[Begin Data shown]
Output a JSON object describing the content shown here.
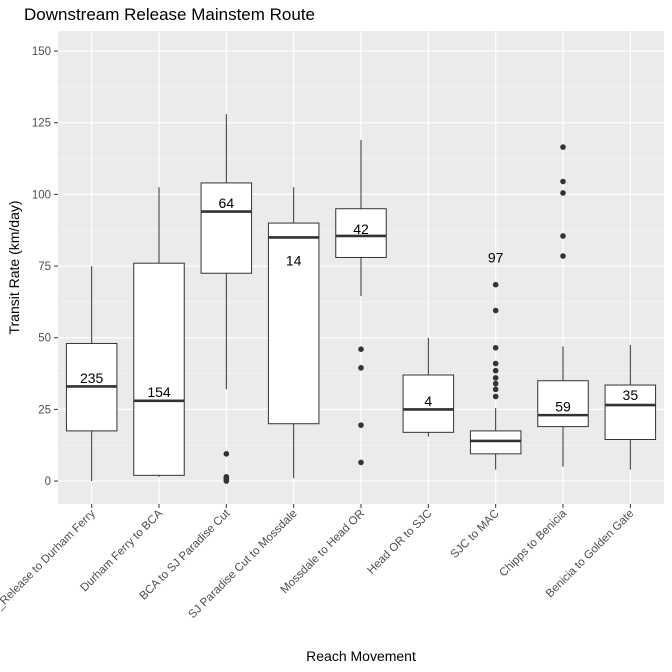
{
  "chart_data": {
    "type": "boxplot",
    "title": "Downstream Release Mainstem Route",
    "xlabel": "Reach Movement",
    "ylabel": "Transit Rate (km/day)",
    "ylim": [
      -8,
      157
    ],
    "yticks": [
      0,
      25,
      50,
      75,
      100,
      125,
      150
    ],
    "grid": true,
    "categories": [
      "Release to Durham Ferry",
      "Durham Ferry to BCA",
      "BCA to SJ Paradise Cut",
      "SJ Paradise Cut to Mossdale",
      "Mossdale to Head OR",
      "Head OR to SJC",
      "SJC to MAC",
      "Chipps to Benicia",
      "Benicia to Golden Gate"
    ],
    "tick_labels": [
      "_Release to Durham Ferry",
      "Durham Ferry to BCA",
      "BCA to SJ Paradise Cut",
      "SJ Paradise Cut to Mossdale",
      "Mossdale to Head OR",
      "Head OR to SJC",
      "SJC to MAC",
      "Chipps to Benicia",
      "Benicia to Golden Gate"
    ],
    "boxes": [
      {
        "whisker_low": 0,
        "q1": 17.5,
        "median": 33,
        "q3": 48,
        "whisker_high": 75,
        "outliers": [],
        "n_label": "235",
        "n_label_y": 36
      },
      {
        "whisker_low": 1.5,
        "q1": 2,
        "median": 28,
        "q3": 76,
        "whisker_high": 102.5,
        "outliers": [],
        "n_label": "154",
        "n_label_y": 31
      },
      {
        "whisker_low": 32,
        "q1": 72.5,
        "median": 94,
        "q3": 104,
        "whisker_high": 128,
        "outliers": [
          9.5,
          1.5,
          1,
          0.5,
          0
        ],
        "n_label": "64",
        "n_label_y": 97
      },
      {
        "whisker_low": 1,
        "q1": 20,
        "median": 85,
        "q3": 90,
        "whisker_high": 102.5,
        "outliers": [],
        "n_label": "14",
        "n_label_y": 77
      },
      {
        "whisker_low": 64.5,
        "q1": 78,
        "median": 85.5,
        "q3": 95,
        "whisker_high": 119,
        "outliers": [
          46,
          39.5,
          19.5,
          6.5
        ],
        "n_label": "42",
        "n_label_y": 88
      },
      {
        "whisker_low": 15.5,
        "q1": 17,
        "median": 25,
        "q3": 37,
        "whisker_high": 50,
        "outliers": [],
        "n_label": "4",
        "n_label_y": 28
      },
      {
        "whisker_low": 4,
        "q1": 9.5,
        "median": 14,
        "q3": 17.5,
        "whisker_high": 25.5,
        "outliers": [
          68.5,
          59.5,
          46.5,
          41,
          38.5,
          36,
          34,
          32,
          29.5
        ],
        "n_label": "97",
        "n_label_y": 78
      },
      {
        "whisker_low": 5,
        "q1": 19,
        "median": 23,
        "q3": 35,
        "whisker_high": 47,
        "outliers": [
          116.5,
          104.5,
          100.5,
          85.5,
          78.5
        ],
        "n_label": "59",
        "n_label_y": 26
      },
      {
        "whisker_low": 4,
        "q1": 14.5,
        "median": 26.5,
        "q3": 33.5,
        "whisker_high": 47.5,
        "outliers": [],
        "n_label": "35",
        "n_label_y": 30
      }
    ]
  }
}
[End Data shown]
*Work to do:*
Gather all lines with the string "Durham" from the data.

*Task output:*
      "Release to Durham Ferry",
      "Durham Ferry to BCA",
      "_Release to Durham Ferry",
      "Durham Ferry to BCA",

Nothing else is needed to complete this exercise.